Entries from a dataset:
★ ★ ★

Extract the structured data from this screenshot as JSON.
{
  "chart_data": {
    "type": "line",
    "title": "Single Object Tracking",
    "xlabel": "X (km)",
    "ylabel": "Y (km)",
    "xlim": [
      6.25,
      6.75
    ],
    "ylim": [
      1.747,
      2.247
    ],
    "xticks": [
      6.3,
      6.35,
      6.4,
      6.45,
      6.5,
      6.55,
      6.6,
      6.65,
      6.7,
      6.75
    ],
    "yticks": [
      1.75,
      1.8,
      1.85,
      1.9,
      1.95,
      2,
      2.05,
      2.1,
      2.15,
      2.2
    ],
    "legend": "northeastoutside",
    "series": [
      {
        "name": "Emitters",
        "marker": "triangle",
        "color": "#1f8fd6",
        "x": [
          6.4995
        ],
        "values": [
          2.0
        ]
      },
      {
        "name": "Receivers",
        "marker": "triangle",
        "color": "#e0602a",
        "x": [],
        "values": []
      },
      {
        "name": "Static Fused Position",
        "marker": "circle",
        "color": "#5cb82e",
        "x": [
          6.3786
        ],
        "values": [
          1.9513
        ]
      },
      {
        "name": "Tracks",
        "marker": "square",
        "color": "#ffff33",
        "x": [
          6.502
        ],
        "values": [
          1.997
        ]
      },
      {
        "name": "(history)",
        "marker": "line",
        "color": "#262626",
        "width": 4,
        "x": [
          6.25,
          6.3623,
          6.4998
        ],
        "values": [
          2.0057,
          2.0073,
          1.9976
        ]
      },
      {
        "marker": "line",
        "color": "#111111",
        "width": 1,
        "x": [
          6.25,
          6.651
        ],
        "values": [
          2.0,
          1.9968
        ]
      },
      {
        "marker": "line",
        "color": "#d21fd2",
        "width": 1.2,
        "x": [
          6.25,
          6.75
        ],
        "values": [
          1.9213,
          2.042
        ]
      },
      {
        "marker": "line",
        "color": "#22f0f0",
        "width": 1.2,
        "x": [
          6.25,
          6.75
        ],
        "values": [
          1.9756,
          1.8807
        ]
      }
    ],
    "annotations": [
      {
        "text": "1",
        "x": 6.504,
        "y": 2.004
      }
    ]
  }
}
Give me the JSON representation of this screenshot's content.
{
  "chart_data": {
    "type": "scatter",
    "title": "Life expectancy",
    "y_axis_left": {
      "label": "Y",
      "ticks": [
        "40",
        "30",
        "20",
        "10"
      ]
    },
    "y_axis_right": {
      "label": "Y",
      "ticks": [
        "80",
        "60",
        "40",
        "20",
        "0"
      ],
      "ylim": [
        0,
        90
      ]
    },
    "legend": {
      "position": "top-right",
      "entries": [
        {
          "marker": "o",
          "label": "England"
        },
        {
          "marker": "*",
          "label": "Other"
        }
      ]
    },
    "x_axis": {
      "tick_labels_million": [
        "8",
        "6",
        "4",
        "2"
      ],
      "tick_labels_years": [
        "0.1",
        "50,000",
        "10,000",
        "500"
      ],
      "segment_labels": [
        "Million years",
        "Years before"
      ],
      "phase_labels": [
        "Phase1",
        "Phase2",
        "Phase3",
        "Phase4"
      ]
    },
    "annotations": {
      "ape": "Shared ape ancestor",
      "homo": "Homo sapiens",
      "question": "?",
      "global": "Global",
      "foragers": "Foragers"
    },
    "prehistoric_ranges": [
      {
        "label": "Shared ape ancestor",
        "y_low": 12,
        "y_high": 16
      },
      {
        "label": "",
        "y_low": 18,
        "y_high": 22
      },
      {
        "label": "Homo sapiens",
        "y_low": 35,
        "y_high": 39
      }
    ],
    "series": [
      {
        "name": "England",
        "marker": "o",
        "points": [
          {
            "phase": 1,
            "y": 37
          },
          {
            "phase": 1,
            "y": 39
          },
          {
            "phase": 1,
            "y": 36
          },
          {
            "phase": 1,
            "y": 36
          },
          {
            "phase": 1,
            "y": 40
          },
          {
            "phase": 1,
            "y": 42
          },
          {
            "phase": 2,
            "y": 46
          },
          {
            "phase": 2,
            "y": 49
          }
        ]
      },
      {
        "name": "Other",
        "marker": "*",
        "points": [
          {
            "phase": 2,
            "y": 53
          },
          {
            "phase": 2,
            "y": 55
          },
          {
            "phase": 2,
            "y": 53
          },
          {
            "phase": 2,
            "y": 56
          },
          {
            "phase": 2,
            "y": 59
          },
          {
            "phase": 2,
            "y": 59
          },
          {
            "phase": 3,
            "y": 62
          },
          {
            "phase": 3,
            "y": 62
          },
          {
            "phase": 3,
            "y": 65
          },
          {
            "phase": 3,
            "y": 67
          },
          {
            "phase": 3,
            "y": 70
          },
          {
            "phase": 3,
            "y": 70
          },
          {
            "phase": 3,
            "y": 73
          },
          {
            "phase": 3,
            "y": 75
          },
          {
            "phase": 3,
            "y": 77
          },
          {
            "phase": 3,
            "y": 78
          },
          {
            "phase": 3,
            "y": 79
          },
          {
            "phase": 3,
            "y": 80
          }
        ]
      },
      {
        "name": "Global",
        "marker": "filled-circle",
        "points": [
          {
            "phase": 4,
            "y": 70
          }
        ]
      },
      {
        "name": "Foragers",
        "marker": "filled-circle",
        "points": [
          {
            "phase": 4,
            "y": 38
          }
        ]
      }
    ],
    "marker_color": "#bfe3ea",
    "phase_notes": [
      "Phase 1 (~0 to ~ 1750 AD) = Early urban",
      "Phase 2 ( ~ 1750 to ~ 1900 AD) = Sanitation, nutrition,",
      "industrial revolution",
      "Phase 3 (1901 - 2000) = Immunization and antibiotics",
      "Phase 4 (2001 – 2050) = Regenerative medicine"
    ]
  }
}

★ ★ ★

• DESCRIPTION OF THE TASK: Output all of the data again. Match it exactly.

• RESPONSE TO THE TASK:
Extract the structured data from this screenshot as JSON.
{
  "chart_data": {
    "type": "line",
    "title": "Single Object Tracking",
    "xlabel": "X (km)",
    "ylabel": "Y (km)",
    "xlim": [
      6.25,
      6.75
    ],
    "ylim": [
      1.747,
      2.247
    ],
    "xticks": [
      6.3,
      6.35,
      6.4,
      6.45,
      6.5,
      6.55,
      6.6,
      6.65,
      6.7,
      6.75
    ],
    "yticks": [
      1.75,
      1.8,
      1.85,
      1.9,
      1.95,
      2,
      2.05,
      2.1,
      2.15,
      2.2
    ],
    "legend": "northeastoutside",
    "series": [
      {
        "name": "Emitters",
        "marker": "triangle",
        "color": "#1f8fd6",
        "x": [
          6.4995
        ],
        "values": [
          2.0
        ]
      },
      {
        "name": "Receivers",
        "marker": "triangle",
        "color": "#e0602a",
        "x": [],
        "values": []
      },
      {
        "name": "Static Fused Position",
        "marker": "circle",
        "color": "#5cb82e",
        "x": [
          6.3786
        ],
        "values": [
          1.9513
        ]
      },
      {
        "name": "Tracks",
        "marker": "square",
        "color": "#ffff33",
        "x": [
          6.502
        ],
        "values": [
          1.997
        ]
      },
      {
        "name": "(history)",
        "marker": "line",
        "color": "#262626",
        "width": 4,
        "x": [
          6.25,
          6.3623,
          6.4998
        ],
        "values": [
          2.0057,
          2.0073,
          1.9976
        ]
      },
      {
        "marker": "line",
        "color": "#111111",
        "width": 1,
        "x": [
          6.25,
          6.651
        ],
        "values": [
          2.0,
          1.9968
        ]
      },
      {
        "marker": "line",
        "color": "#d21fd2",
        "width": 1.2,
        "x": [
          6.25,
          6.75
        ],
        "values": [
          1.9213,
          2.042
        ]
      },
      {
        "marker": "line",
        "color": "#22f0f0",
        "width": 1.2,
        "x": [
          6.25,
          6.75
        ],
        "values": [
          1.9756,
          1.8807
        ]
      }
    ],
    "annotations": [
      {
        "text": "1",
        "x": 6.504,
        "y": 2.004
      }
    ]
  }
}
Give me the JSON representation of this screenshot's content.
{
  "chart_data": {
    "type": "scatter",
    "title": "Life expectancy",
    "y_axis_left": {
      "label": "Y",
      "ticks": [
        "40",
        "30",
        "20",
        "10"
      ]
    },
    "y_axis_right": {
      "label": "Y",
      "ticks": [
        "80",
        "60",
        "40",
        "20",
        "0"
      ],
      "ylim": [
        0,
        90
      ]
    },
    "legend": {
      "position": "top-right",
      "entries": [
        {
          "marker": "o",
          "label": "England"
        },
        {
          "marker": "*",
          "label": "Other"
        }
      ]
    },
    "x_axis": {
      "tick_labels_million": [
        "8",
        "6",
        "4",
        "2"
      ],
      "tick_labels_years": [
        "0.1",
        "50,000",
        "10,000",
        "500"
      ],
      "segment_labels": [
        "Million years",
        "Years before"
      ],
      "phase_labels": [
        "Phase1",
        "Phase2",
        "Phase3",
        "Phase4"
      ]
    },
    "annotations": {
      "ape": "Shared ape ancestor",
      "homo": "Homo sapiens",
      "question": "?",
      "global": "Global",
      "foragers": "Foragers"
    },
    "prehistoric_ranges": [
      {
        "label": "Shared ape ancestor",
        "y_low": 12,
        "y_high": 16
      },
      {
        "label": "",
        "y_low": 18,
        "y_high": 22
      },
      {
        "label": "Homo sapiens",
        "y_low": 35,
        "y_high": 39
      }
    ],
    "series": [
      {
        "name": "England",
        "marker": "o",
        "points": [
          {
            "phase": 1,
            "y": 37
          },
          {
            "phase": 1,
            "y": 39
          },
          {
            "phase": 1,
            "y": 36
          },
          {
            "phase": 1,
            "y": 36
          },
          {
            "phase": 1,
            "y": 40
          },
          {
            "phase": 1,
            "y": 42
          },
          {
            "phase": 2,
            "y": 46
          },
          {
            "phase": 2,
            "y": 49
          }
        ]
      },
      {
        "name": "Other",
        "marker": "*",
        "points": [
          {
            "phase": 2,
            "y": 53
          },
          {
            "phase": 2,
            "y": 55
          },
          {
            "phase": 2,
            "y": 53
          },
          {
            "phase": 2,
            "y": 56
          },
          {
            "phase": 2,
            "y": 59
          },
          {
            "phase": 2,
            "y": 59
          },
          {
            "phase": 3,
            "y": 62
          },
          {
            "phase": 3,
            "y": 62
          },
          {
            "phase": 3,
            "y": 65
          },
          {
            "phase": 3,
            "y": 67
          },
          {
            "phase": 3,
            "y": 70
          },
          {
            "phase": 3,
            "y": 70
          },
          {
            "phase": 3,
            "y": 73
          },
          {
            "phase": 3,
            "y": 75
          },
          {
            "phase": 3,
            "y": 77
          },
          {
            "phase": 3,
            "y": 78
          },
          {
            "phase": 3,
            "y": 79
          },
          {
            "phase": 3,
            "y": 80
          }
        ]
      },
      {
        "name": "Global",
        "marker": "filled-circle",
        "points": [
          {
            "phase": 4,
            "y": 70
          }
        ]
      },
      {
        "name": "Foragers",
        "marker": "filled-circle",
        "points": [
          {
            "phase": 4,
            "y": 38
          }
        ]
      }
    ],
    "marker_color": "#bfe3ea",
    "phase_notes": [
      "Phase 1 (~0 to ~ 1750 AD) = Early urban",
      "Phase 2 ( ~ 1750 to ~ 1900 AD) = Sanitation, nutrition,",
      "industrial revolution",
      "Phase 3 (1901 - 2000) = Immunization and antibiotics",
      "Phase 4 (2001 – 2050) = Regenerative medicine"
    ]
  }
}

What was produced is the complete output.